*THE REQUEST*. Without altering anything, repeat each of the records.

*SUPPLIED RECORDS*.
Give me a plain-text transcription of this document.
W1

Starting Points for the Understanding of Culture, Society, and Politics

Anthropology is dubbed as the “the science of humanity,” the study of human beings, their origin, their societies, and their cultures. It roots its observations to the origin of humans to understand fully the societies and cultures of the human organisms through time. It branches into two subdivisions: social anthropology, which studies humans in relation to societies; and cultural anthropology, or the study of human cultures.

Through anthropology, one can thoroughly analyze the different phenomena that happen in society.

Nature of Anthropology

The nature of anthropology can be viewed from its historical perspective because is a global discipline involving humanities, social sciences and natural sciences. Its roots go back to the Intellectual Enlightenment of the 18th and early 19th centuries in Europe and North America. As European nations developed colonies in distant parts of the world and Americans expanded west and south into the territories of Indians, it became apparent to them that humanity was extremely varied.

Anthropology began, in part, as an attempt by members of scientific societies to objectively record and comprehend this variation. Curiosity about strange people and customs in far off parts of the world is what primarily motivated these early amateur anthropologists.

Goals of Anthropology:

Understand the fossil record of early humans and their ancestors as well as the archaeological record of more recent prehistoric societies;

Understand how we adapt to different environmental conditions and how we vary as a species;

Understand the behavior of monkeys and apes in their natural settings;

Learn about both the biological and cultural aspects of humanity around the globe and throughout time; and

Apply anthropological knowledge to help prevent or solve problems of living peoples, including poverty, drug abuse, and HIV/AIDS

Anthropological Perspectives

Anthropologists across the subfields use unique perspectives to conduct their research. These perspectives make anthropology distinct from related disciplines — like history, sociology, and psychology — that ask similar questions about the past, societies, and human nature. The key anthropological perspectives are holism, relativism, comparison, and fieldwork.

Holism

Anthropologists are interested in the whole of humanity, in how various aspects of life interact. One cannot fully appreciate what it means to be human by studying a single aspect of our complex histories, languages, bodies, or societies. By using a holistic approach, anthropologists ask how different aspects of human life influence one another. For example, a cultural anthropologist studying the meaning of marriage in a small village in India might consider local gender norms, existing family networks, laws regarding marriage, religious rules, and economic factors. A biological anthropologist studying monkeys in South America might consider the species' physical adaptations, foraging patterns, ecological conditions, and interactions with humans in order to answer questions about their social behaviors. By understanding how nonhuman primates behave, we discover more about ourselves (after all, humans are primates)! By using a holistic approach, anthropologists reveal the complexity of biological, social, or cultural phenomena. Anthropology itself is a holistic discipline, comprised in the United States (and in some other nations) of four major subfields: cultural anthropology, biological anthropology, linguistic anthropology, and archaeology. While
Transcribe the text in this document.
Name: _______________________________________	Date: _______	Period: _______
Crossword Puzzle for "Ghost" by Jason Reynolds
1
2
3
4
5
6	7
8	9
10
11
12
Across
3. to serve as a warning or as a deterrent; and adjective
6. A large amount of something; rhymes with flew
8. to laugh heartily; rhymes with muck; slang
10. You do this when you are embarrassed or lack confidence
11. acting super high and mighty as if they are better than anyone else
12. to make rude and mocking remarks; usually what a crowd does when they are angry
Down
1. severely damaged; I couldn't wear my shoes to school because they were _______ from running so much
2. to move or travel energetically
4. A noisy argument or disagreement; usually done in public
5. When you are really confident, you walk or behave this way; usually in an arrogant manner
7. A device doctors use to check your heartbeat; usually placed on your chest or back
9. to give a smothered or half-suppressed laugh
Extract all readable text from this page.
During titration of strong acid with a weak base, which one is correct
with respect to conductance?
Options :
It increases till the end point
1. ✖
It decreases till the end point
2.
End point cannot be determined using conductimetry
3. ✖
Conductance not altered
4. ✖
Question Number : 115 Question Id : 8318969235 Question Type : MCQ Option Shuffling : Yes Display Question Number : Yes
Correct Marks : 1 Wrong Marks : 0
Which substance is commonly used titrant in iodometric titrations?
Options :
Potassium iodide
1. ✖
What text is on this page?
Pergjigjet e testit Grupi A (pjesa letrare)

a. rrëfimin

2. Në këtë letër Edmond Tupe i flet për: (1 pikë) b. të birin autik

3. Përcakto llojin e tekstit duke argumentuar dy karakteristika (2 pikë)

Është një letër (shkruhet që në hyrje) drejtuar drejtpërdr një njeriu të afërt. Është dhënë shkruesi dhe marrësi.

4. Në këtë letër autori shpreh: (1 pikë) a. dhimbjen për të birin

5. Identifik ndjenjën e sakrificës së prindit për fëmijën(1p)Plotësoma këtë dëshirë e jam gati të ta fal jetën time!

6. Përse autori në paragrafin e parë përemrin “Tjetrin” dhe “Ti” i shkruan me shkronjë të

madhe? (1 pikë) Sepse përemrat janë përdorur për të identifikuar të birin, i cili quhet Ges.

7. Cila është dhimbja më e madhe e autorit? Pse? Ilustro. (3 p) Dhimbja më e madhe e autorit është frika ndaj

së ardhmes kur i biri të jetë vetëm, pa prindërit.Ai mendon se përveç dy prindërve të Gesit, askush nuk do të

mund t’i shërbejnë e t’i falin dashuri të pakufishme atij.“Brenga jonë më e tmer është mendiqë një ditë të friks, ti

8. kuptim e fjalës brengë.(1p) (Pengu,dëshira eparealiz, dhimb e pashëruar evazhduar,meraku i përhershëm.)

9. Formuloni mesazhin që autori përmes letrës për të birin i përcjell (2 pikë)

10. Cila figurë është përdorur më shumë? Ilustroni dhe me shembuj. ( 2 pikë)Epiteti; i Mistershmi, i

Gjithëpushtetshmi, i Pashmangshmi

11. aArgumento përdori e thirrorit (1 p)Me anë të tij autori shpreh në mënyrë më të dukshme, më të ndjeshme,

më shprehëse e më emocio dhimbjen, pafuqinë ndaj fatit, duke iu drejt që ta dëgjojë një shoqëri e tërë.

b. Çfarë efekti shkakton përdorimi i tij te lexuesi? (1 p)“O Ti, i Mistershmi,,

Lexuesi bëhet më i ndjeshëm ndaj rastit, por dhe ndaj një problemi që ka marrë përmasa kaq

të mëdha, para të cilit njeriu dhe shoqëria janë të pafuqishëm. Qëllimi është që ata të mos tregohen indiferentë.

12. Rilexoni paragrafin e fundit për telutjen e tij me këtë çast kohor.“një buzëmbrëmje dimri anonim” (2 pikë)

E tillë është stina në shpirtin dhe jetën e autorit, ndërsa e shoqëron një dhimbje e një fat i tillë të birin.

*EXPECTED OUTPUT*.
Give me a plain-text transcription of this document.
W1

Starting Points for the Understanding of Culture, Society, and Politics

Anthropology is dubbed as the “the science of humanity,” the study of human beings, their origin, their societies, and their cultures. It roots its observations to the origin of humans to understand fully the societies and cultures of the human organisms through time. It branches into two subdivisions: social anthropology, which studies humans in relation to societies; and cultural anthropology, or the study of human cultures.

Through anthropology, one can thoroughly analyze the different phenomena that happen in society.

Nature of Anthropology

The nature of anthropology can be viewed from its historical perspective because is a global discipline involving humanities, social sciences and natural sciences. Its roots go back to the Intellectual Enlightenment of the 18th and early 19th centuries in Europe and North America. As European nations developed colonies in distant parts of the world and Americans expanded west and south into the territories of Indians, it became apparent to them that humanity was extremely varied.

Anthropology began, in part, as an attempt by members of scientific societies to objectively record and comprehend this variation. Curiosity about strange people and customs in far off parts of the world is what primarily motivated these early amateur anthropologists.

Goals of Anthropology:

Understand the fossil record of early humans and their ancestors as well as the archaeological record of more recent prehistoric societies;

Understand how we adapt to different environmental conditions and how we vary as a species;

Understand the behavior of monkeys and apes in their natural settings;

Learn about both the biological and cultural aspects of humanity around the globe and throughout time; and

Apply anthropological knowledge to help prevent or solve problems of living peoples, including poverty, drug abuse, and HIV/AIDS

Anthropological Perspectives

Anthropologists across the subfields use unique perspectives to conduct their research. These perspectives make anthropology distinct from related disciplines — like history, sociology, and psychology — that ask similar questions about the past, societies, and human nature. The key anthropological perspectives are holism, relativism, comparison, and fieldwork.

Holism

Anthropologists are interested in the whole of humanity, in how various aspects of life interact. One cannot fully appreciate what it means to be human by studying a single aspect of our complex histories, languages, bodies, or societies. By using a holistic approach, anthropologists ask how different aspects of human life influence one another. For example, a cultural anthropologist studying the meaning of marriage in a small village in India might consider local gender norms, existing family networks, laws regarding marriage, religious rules, and economic factors. A biological anthropologist studying monkeys in South America might consider the species' physical adaptations, foraging patterns, ecological conditions, and interactions with humans in order to answer questions about their social behaviors. By understanding how nonhuman primates behave, we discover more about ourselves (after all, humans are primates)! By using a holistic approach, anthropologists reveal the complexity of biological, social, or cultural phenomena. Anthropology itself is a holistic discipline, comprised in the United States (and in some other nations) of four major subfields: cultural anthropology, biological anthropology, linguistic anthropology, and archaeology. While
Transcribe the text in this document.
Name: _______________________________________	Date: _______	Period: _______
Crossword Puzzle for "Ghost" by Jason Reynolds
1
2
3
4
5
6	7
8	9
10
11
12
Across
3. to serve as a warning or as a deterrent; and adjective
6. A large amount of something; rhymes with flew
8. to laugh heartily; rhymes with muck; slang
10. You do this when you are embarrassed or lack confidence
11. acting super high and mighty as if they are better than anyone else
12. to make rude and mocking remarks; usually what a crowd does when they are angry
Down
1. severely damaged; I couldn't wear my shoes to school because they were _______ from running so much
2. to move or travel energetically
4. A noisy argument or disagreement; usually done in public
5. When you are really confident, you walk or behave this way; usually in an arrogant manner
7. A device doctors use to check your heartbeat; usually placed on your chest or back
9. to give a smothered or half-suppressed laugh
Extract all readable text from this page.
During titration of strong acid with a weak base, which one is correct
with respect to conductance?
Options :
It increases till the end point
1. ✖
It decreases till the end point
2.
End point cannot be determined using conductimetry
3. ✖
Conductance not altered
4. ✖
Question Number : 115 Question Id : 8318969235 Question Type : MCQ Option Shuffling : Yes Display Question Number : Yes
Correct Marks : 1 Wrong Marks : 0
Which substance is commonly used titrant in iodometric titrations?
Options :
Potassium iodide
1. ✖
What text is on this page?
Pergjigjet e testit Grupi A (pjesa letrare)

a. rrëfimin

2. Në këtë letër Edmond Tupe i flet për: (1 pikë) b. të birin autik

3. Përcakto llojin e tekstit duke argumentuar dy karakteristika (2 pikë)

Është një letër (shkruhet që në hyrje) drejtuar drejtpërdr një njeriu të afërt. Është dhënë shkruesi dhe marrësi.

4. Në këtë letër autori shpreh: (1 pikë) a. dhimbjen për të birin

5. Identifik ndjenjën e sakrificës së prindit për fëmijën(1p)Plotësoma këtë dëshirë e jam gati të ta fal jetën time!

6. Përse autori në paragrafin e parë përemrin “Tjetrin” dhe “Ti” i shkruan me shkronjë të

madhe? (1 pikë) Sepse përemrat janë përdorur për të identifikuar të birin, i cili quhet Ges.

7. Cila është dhimbja më e madhe e autorit? Pse? Ilustro. (3 p) Dhimbja më e madhe e autorit është frika ndaj

së ardhmes kur i biri të jetë vetëm, pa prindërit.Ai mendon se përveç dy prindërve të Gesit, askush nuk do të

mund t’i shërbejnë e t’i falin dashuri të pakufishme atij.“Brenga jonë më e tmer është mendiqë një ditë të friks, ti

8. kuptim e fjalës brengë.(1p) (Pengu,dëshira eparealiz, dhimb e pashëruar evazhduar,meraku i përhershëm.)

9. Formuloni mesazhin që autori përmes letrës për të birin i përcjell (2 pikë)

10. Cila figurë është përdorur më shumë? Ilustroni dhe me shembuj. ( 2 pikë)Epiteti; i Mistershmi, i

Gjithëpushtetshmi, i Pashmangshmi

11. aArgumento përdori e thirrorit (1 p)Me anë të tij autori shpreh në mënyrë më të dukshme, më të ndjeshme,

më shprehëse e më emocio dhimbjen, pafuqinë ndaj fatit, duke iu drejt që ta dëgjojë një shoqëri e tërë.

b. Çfarë efekti shkakton përdorimi i tij te lexuesi? (1 p)“O Ti, i Mistershmi,,

Lexuesi bëhet më i ndjeshëm ndaj rastit, por dhe ndaj një problemi që ka marrë përmasa kaq

të mëdha, para të cilit njeriu dhe shoqëria janë të pafuqishëm. Qëllimi është që ata të mos tregohen indiferentë.

12. Rilexoni paragrafin e fundit për telutjen e tij me këtë çast kohor.“një buzëmbrëmje dimri anonim” (2 pikë)

E tillë është stina në shpirtin dhe jetën e autorit, ndërsa e shoqëron një dhimbje e një fat i tillë të birin.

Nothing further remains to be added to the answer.